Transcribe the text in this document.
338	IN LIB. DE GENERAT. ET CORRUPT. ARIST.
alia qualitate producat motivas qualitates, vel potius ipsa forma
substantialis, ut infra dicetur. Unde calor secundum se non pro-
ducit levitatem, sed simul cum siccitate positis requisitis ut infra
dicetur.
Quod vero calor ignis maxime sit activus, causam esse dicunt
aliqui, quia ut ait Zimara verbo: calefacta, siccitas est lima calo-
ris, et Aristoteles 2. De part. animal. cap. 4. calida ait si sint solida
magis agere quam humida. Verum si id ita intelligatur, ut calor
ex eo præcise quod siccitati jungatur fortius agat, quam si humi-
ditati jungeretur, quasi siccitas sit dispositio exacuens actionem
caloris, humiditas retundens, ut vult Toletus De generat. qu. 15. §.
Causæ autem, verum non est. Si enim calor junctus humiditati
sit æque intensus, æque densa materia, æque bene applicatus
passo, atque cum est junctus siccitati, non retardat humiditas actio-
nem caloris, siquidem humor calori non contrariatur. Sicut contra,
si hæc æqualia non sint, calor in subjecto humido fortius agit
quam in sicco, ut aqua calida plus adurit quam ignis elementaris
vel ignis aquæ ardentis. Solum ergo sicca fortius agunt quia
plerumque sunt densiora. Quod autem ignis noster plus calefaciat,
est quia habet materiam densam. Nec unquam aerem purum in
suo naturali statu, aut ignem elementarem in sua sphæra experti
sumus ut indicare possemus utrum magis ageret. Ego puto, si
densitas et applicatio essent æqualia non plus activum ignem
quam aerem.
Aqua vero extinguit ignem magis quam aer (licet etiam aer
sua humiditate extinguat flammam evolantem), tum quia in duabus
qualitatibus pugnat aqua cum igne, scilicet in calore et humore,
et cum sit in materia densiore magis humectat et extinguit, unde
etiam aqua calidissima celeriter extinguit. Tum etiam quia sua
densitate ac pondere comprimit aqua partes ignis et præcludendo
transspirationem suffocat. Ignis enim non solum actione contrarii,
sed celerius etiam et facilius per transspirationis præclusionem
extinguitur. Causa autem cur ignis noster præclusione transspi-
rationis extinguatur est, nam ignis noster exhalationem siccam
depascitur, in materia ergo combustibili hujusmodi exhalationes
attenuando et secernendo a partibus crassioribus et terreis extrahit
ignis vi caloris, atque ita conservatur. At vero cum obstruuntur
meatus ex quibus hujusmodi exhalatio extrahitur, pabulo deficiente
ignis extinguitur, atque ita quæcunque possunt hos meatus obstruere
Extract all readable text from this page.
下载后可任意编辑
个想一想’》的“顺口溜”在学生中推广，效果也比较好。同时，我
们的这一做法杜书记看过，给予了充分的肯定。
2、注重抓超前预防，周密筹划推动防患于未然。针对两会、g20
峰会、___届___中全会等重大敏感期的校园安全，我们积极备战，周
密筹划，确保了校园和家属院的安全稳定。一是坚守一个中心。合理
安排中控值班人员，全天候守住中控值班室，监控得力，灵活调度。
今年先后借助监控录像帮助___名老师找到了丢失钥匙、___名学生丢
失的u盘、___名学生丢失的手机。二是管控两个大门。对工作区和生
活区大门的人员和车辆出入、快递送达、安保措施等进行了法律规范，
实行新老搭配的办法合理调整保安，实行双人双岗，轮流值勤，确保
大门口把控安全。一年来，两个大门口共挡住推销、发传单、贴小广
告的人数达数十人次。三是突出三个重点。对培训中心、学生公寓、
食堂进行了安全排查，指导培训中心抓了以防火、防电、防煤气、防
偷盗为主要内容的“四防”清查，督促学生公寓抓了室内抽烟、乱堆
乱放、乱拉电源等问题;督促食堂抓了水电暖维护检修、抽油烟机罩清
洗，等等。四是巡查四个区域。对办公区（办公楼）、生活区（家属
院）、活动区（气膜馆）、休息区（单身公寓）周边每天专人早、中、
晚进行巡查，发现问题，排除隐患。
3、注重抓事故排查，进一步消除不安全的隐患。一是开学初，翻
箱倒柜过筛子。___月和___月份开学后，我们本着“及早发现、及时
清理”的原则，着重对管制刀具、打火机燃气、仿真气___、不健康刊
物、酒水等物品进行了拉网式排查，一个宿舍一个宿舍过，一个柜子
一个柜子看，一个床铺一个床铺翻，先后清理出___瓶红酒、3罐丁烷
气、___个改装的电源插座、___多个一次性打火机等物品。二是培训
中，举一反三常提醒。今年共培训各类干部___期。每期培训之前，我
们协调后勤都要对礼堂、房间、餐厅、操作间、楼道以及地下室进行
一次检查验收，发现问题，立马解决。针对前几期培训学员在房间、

---

SHORT EXERCISE
Output all records verbatim.

EXERCISE RESULT
Transcribe the text in this document.
338	IN LIB. DE GENERAT. ET CORRUPT. ARIST.
alia qualitate producat motivas qualitates, vel potius ipsa forma
substantialis, ut infra dicetur. Unde calor secundum se non pro-
ducit levitatem, sed simul cum siccitate positis requisitis ut infra
dicetur.
Quod vero calor ignis maxime sit activus, causam esse dicunt
aliqui, quia ut ait Zimara verbo: calefacta, siccitas est lima calo-
ris, et Aristoteles 2. De part. animal. cap. 4. calida ait si sint solida
magis agere quam humida. Verum si id ita intelligatur, ut calor
ex eo præcise quod siccitati jungatur fortius agat, quam si humi-
ditati jungeretur, quasi siccitas sit dispositio exacuens actionem
caloris, humiditas retundens, ut vult Toletus De generat. qu. 15. §.
Causæ autem, verum non est. Si enim calor junctus humiditati
sit æque intensus, æque densa materia, æque bene applicatus
passo, atque cum est junctus siccitati, non retardat humiditas actio-
nem caloris, siquidem humor calori non contrariatur. Sicut contra,
si hæc æqualia non sint, calor in subjecto humido fortius agit
quam in sicco, ut aqua calida plus adurit quam ignis elementaris
vel ignis aquæ ardentis. Solum ergo sicca fortius agunt quia
plerumque sunt densiora. Quod autem ignis noster plus calefaciat,
est quia habet materiam densam. Nec unquam aerem purum in
suo naturali statu, aut ignem elementarem in sua sphæra experti
sumus ut indicare possemus utrum magis ageret. Ego puto, si
densitas et applicatio essent æqualia non plus activum ignem
quam aerem.
Aqua vero extinguit ignem magis quam aer (licet etiam aer
sua humiditate extinguat flammam evolantem), tum quia in duabus
qualitatibus pugnat aqua cum igne, scilicet in calore et humore,
et cum sit in materia densiore magis humectat et extinguit, unde
etiam aqua calidissima celeriter extinguit. Tum etiam quia sua
densitate ac pondere comprimit aqua partes ignis et præcludendo
transspirationem suffocat. Ignis enim non solum actione contrarii,
sed celerius etiam et facilius per transspirationis præclusionem
extinguitur. Causa autem cur ignis noster præclusione transspi-
rationis extinguatur est, nam ignis noster exhalationem siccam
depascitur, in materia ergo combustibili hujusmodi exhalationes
attenuando et secernendo a partibus crassioribus et terreis extrahit
ignis vi caloris, atque ita conservatur. At vero cum obstruuntur
meatus ex quibus hujusmodi exhalatio extrahitur, pabulo deficiente
ignis extinguitur, atque ita quæcunque possunt hos meatus obstruere
Extract all readable text from this page.
下载后可任意编辑
个想一想’》的“顺口溜”在学生中推广，效果也比较好。同时，我
们的这一做法杜书记看过，给予了充分的肯定。
2、注重抓超前预防，周密筹划推动防患于未然。针对两会、g20
峰会、___届___中全会等重大敏感期的校园安全，我们积极备战，周
密筹划，确保了校园和家属院的安全稳定。一是坚守一个中心。合理
安排中控值班人员，全天候守住中控值班室，监控得力，灵活调度。
今年先后借助监控录像帮助___名老师找到了丢失钥匙、___名学生丢
失的u盘、___名学生丢失的手机。二是管控两个大门。对工作区和生
活区大门的人员和车辆出入、快递送达、安保措施等进行了法律规范，
实行新老搭配的办法合理调整保安，实行双人双岗，轮流值勤，确保
大门口把控安全。一年来，两个大门口共挡住推销、发传单、贴小广
告的人数达数十人次。三是突出三个重点。对培训中心、学生公寓、
食堂进行了安全排查，指导培训中心抓了以防火、防电、防煤气、防
偷盗为主要内容的“四防”清查，督促学生公寓抓了室内抽烟、乱堆
乱放、乱拉电源等问题;督促食堂抓了水电暖维护检修、抽油烟机罩清
洗，等等。四是巡查四个区域。对办公区（办公楼）、生活区（家属
院）、活动区（气膜馆）、休息区（单身公寓）周边每天专人早、中、
晚进行巡查，发现问题，排除隐患。
3、注重抓事故排查，进一步消除不安全的隐患。一是开学初，翻
箱倒柜过筛子。___月和___月份开学后，我们本着“及早发现、及时
清理”的原则，着重对管制刀具、打火机燃气、仿真气___、不健康刊
物、酒水等物品进行了拉网式排查，一个宿舍一个宿舍过，一个柜子
一个柜子看，一个床铺一个床铺翻，先后清理出___瓶红酒、3罐丁烷
气、___个改装的电源插座、___多个一次性打火机等物品。二是培训
中，举一反三常提醒。今年共培训各类干部___期。每期培训之前，我
们协调后勤都要对礼堂、房间、餐厅、操作间、楼道以及地下室进行
一次检查验收，发现问题，立马解决。针对前几期培训学员在房间、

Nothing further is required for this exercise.